§ STUDY TEXT
And what about Pyongyang’s interpretation?
If you read the North Korean statement on the meetings, which hasn’t yet been posted on the KCNA website but was sent around to reporters Wednesday morning, you would have a somewhat different idea of what happened in Beijing.
"The U.S. promised to offer 240,000 metric tons of nutritional assistance with the prospect of additional food assistance, for which both the DPRK and the U.S. would finalize the administrative details in the immediate future," the North Koreans said. "Once the six-party talks are resumed, priority will be given to the discussion of issues concerning the lifting of sanctions on the DPRK and provision of light water reactors."
The United States hasn’t publicly discussed the idea of providing light-water nuclear reactors to North Korea since the KEDO project terminated its activity in 2006, due to what U.S. officials say is North Korea’s failure to live up to the deal under which KEDO was begun.
As recently as Feb. 27, the State Department was insisting that no decision has been made on providing food assistance to North Korea, which is opposed by many in Congress.

§ STUDY QUESTIONS
[A] According to the North Korean statement quoted in the article on North Korea, how much nutritional assistance did the U.S. promise?
[B] Print the article on North Korea from "The United States" up to and including "many in Congress.".
[C] According to the article on North Korea, why did the KEDO project stop its activity in 2006?
The rows are separate material and have no connection to the article on North Korea.

§ RECORDS PROVIDED
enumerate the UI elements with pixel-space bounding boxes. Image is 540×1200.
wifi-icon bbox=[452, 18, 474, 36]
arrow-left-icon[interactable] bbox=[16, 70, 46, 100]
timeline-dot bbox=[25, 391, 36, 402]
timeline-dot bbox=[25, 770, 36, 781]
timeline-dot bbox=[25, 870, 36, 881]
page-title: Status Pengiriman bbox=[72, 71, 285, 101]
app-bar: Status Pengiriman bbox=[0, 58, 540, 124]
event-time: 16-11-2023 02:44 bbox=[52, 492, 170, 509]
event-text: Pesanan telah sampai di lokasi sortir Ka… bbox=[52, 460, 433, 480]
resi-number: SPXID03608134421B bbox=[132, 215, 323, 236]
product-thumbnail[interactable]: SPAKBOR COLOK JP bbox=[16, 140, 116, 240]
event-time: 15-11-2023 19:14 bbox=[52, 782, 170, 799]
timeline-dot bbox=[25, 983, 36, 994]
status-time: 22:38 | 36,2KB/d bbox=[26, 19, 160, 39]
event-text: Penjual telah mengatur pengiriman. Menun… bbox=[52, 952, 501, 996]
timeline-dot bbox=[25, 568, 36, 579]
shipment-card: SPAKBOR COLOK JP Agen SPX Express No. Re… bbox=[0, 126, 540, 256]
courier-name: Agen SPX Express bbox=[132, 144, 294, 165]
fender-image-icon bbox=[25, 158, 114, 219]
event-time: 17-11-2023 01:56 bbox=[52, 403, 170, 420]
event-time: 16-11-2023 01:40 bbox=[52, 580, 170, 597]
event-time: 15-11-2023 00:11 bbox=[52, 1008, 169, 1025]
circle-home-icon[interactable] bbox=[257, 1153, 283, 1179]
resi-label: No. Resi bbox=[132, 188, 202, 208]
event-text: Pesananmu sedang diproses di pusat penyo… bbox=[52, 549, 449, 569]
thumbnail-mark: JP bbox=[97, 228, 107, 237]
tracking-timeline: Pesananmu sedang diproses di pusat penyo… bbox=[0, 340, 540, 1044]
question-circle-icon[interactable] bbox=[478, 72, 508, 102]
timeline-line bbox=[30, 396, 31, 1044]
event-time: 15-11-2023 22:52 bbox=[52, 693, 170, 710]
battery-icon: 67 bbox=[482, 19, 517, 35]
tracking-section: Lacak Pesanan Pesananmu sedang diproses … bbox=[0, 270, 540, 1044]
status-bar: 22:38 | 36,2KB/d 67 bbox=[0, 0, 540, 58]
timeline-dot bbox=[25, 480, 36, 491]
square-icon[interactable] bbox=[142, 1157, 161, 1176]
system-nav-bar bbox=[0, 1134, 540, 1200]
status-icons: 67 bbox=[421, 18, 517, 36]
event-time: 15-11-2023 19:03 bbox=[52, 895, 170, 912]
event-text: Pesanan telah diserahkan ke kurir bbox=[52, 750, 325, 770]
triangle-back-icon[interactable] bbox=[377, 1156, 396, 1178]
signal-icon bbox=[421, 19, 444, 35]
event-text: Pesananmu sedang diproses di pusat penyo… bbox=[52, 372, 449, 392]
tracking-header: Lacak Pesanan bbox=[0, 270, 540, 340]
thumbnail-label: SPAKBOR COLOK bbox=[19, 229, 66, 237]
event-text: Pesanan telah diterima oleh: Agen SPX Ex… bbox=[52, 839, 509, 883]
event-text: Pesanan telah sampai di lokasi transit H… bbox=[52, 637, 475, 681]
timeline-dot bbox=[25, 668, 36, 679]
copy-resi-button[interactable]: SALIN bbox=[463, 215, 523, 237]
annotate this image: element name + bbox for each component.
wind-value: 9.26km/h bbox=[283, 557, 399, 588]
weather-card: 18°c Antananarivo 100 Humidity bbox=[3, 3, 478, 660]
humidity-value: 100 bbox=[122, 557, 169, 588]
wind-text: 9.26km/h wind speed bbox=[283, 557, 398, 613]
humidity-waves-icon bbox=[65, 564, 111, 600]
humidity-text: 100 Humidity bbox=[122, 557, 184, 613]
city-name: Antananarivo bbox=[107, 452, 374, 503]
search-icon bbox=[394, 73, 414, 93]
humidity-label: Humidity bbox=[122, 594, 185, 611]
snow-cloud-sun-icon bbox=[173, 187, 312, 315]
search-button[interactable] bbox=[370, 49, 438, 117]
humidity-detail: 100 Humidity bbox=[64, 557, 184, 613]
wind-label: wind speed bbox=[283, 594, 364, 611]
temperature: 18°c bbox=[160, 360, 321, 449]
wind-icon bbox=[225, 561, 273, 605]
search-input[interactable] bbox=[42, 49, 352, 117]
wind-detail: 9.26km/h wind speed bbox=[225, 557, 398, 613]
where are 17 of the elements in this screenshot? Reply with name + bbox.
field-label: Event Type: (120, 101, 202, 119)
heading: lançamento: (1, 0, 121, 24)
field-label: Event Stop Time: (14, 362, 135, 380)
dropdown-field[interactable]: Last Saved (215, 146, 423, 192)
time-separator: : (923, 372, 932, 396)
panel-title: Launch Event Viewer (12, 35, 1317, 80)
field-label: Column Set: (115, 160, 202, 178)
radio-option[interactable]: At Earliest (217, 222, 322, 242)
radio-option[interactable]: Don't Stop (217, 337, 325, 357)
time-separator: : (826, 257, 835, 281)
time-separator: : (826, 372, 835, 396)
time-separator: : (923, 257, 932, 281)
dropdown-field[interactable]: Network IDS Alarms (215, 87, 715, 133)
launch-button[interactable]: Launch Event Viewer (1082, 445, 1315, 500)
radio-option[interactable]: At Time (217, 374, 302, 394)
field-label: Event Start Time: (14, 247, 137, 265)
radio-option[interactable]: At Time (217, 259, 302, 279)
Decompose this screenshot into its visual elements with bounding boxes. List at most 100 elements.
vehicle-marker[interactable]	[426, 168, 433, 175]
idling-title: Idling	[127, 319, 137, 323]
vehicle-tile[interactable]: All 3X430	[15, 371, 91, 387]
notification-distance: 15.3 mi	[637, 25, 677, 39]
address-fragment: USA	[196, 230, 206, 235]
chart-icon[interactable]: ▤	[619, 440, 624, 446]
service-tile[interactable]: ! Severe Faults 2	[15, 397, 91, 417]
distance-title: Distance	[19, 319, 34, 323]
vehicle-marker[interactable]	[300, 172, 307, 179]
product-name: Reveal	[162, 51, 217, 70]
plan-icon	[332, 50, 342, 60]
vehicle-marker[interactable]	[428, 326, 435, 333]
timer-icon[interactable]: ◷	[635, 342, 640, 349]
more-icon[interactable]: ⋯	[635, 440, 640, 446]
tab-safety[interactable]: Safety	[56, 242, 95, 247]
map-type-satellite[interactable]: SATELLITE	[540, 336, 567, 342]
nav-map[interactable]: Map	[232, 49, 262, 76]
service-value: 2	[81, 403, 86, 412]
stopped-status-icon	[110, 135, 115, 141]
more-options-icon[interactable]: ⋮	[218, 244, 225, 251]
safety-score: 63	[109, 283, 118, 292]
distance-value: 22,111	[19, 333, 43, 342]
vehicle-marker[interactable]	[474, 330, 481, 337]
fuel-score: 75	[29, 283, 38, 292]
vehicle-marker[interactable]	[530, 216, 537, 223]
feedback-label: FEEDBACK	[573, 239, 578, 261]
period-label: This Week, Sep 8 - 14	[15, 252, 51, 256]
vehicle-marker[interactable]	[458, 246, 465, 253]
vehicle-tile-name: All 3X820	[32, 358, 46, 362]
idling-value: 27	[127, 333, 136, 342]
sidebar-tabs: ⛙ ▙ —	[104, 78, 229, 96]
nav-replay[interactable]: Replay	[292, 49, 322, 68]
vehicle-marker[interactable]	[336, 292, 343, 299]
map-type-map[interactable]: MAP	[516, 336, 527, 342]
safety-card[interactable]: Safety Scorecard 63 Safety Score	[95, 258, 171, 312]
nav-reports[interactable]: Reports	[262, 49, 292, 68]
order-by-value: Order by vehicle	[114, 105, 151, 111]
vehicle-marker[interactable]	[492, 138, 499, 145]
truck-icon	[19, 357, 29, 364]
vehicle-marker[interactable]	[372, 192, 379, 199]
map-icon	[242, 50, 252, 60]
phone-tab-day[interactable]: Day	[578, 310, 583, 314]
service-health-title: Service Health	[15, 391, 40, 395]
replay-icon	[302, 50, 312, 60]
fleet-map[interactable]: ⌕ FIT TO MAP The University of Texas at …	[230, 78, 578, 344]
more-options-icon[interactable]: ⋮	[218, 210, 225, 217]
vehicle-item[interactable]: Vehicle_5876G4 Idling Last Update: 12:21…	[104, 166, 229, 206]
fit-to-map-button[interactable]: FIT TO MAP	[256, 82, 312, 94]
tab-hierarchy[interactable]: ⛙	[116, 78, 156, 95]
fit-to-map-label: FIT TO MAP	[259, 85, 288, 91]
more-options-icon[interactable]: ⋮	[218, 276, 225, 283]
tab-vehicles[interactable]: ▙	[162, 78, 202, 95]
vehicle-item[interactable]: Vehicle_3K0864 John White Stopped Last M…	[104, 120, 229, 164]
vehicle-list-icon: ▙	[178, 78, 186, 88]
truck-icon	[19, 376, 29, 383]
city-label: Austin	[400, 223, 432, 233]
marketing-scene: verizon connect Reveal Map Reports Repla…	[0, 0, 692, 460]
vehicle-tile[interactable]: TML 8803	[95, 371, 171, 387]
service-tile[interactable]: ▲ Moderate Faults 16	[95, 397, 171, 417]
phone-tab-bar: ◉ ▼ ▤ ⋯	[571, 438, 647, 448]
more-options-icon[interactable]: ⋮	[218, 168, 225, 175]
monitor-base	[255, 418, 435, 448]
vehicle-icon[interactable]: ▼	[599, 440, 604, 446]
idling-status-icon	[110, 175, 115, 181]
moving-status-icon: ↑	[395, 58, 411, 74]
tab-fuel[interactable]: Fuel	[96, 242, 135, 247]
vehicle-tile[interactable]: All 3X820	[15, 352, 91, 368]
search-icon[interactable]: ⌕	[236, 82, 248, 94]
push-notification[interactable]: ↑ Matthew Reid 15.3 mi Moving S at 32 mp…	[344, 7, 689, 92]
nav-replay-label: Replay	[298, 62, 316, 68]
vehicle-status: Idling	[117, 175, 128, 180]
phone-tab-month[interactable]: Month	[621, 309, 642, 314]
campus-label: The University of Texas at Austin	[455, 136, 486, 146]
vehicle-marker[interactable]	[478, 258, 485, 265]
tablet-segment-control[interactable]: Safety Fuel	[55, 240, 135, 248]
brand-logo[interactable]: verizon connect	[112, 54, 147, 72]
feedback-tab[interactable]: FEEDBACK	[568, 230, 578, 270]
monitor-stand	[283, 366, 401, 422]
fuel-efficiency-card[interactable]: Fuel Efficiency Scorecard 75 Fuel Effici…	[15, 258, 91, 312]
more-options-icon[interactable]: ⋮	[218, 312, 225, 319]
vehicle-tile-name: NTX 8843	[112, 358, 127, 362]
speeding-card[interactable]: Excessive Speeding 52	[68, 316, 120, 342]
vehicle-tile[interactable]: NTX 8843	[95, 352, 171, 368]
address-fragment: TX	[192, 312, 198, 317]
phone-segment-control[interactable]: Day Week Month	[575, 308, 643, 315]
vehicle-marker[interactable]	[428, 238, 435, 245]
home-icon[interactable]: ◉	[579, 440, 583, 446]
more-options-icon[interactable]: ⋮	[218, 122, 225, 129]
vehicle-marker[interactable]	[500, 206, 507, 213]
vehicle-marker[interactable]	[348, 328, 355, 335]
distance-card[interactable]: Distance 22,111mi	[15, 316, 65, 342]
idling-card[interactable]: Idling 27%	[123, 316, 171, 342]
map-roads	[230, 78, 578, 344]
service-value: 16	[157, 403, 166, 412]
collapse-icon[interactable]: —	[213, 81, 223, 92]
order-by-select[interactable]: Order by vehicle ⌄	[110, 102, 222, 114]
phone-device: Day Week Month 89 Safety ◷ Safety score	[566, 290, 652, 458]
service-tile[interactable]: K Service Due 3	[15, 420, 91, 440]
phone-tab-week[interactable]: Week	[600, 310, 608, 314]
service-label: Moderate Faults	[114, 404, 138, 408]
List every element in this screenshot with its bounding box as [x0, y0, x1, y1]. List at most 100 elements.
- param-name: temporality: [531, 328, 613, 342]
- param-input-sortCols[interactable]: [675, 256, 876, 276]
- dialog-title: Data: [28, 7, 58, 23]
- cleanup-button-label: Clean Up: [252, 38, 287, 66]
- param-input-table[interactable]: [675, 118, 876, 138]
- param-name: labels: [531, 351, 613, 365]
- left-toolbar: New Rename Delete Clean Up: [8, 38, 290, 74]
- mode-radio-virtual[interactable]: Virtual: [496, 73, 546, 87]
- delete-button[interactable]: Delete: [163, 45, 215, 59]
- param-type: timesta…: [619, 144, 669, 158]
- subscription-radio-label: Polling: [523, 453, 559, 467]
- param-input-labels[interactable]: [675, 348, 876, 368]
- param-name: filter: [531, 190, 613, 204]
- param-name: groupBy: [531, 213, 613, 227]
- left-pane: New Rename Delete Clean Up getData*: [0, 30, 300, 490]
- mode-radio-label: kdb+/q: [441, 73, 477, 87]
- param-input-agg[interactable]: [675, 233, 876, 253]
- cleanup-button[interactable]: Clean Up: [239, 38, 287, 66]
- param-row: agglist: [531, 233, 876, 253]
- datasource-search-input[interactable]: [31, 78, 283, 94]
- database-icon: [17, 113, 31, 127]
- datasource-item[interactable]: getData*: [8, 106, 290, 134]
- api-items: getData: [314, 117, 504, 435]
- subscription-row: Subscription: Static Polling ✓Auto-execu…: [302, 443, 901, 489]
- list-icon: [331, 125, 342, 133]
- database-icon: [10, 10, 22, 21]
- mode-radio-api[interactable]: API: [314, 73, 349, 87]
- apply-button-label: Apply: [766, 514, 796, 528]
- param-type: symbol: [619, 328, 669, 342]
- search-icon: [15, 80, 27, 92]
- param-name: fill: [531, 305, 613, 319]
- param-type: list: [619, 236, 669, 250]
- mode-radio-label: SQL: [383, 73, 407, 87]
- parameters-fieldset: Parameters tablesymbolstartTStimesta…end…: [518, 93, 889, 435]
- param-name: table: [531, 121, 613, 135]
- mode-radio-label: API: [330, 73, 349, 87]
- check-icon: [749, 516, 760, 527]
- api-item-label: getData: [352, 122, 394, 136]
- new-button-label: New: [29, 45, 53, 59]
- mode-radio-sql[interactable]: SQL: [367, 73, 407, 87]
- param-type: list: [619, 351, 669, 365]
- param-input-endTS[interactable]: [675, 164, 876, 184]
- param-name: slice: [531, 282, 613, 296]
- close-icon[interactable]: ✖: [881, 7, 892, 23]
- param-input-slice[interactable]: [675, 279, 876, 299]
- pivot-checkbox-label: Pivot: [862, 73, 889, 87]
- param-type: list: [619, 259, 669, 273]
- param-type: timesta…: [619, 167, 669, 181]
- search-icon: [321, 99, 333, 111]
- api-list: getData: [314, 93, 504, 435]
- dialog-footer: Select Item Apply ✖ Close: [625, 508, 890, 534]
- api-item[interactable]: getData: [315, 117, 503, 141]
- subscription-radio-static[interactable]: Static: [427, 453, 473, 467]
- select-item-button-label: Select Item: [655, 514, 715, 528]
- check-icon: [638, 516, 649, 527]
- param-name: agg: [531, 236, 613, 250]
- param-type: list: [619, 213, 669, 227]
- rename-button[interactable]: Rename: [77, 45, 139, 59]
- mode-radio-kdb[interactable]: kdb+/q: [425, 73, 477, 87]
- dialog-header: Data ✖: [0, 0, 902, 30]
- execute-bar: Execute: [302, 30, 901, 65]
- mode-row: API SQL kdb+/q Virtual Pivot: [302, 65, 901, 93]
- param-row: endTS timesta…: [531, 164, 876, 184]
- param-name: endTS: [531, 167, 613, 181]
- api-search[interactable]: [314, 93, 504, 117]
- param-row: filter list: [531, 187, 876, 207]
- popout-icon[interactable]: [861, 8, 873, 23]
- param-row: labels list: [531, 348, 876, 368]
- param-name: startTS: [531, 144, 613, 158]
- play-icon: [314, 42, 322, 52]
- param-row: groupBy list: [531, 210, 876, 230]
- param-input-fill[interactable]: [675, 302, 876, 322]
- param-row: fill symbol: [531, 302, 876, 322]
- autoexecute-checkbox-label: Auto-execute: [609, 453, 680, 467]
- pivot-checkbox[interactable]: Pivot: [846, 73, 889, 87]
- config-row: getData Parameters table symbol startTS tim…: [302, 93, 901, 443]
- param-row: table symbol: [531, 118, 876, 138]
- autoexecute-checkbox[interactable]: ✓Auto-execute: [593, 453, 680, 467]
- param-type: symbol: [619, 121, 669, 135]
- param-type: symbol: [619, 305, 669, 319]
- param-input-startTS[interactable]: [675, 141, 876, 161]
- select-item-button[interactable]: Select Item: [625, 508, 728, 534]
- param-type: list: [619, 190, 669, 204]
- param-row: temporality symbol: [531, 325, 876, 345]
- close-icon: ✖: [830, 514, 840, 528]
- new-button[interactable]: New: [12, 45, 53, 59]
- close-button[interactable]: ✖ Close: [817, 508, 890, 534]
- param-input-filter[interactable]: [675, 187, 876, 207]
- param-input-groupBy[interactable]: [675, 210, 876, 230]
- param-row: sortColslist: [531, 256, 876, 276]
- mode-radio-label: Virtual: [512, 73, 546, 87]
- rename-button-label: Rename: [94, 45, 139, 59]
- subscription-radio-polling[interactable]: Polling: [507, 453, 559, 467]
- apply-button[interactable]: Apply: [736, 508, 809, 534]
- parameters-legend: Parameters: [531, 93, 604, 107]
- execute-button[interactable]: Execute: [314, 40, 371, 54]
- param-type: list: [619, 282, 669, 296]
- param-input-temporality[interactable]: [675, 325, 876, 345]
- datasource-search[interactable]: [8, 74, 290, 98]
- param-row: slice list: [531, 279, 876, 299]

§ RESPONSES
[A] 240,000 metric tons

[B]
The United States hasn’t publicly discussed the idea of providing light-water nuclear reactors to North Korea since the KEDO project terminated its activity in 2006, due to what U.S. officials say is North Korea’s failure to live up to the deal under which KEDO was begun.
As recently as Feb. 27, the State Department was insisting that no decision has been made on providing food assistance to North Korea, which is opposed by many in Congress.

[C] U.S. officials say it ended because North Korea failed to live up to the deal under which KEDO was begun.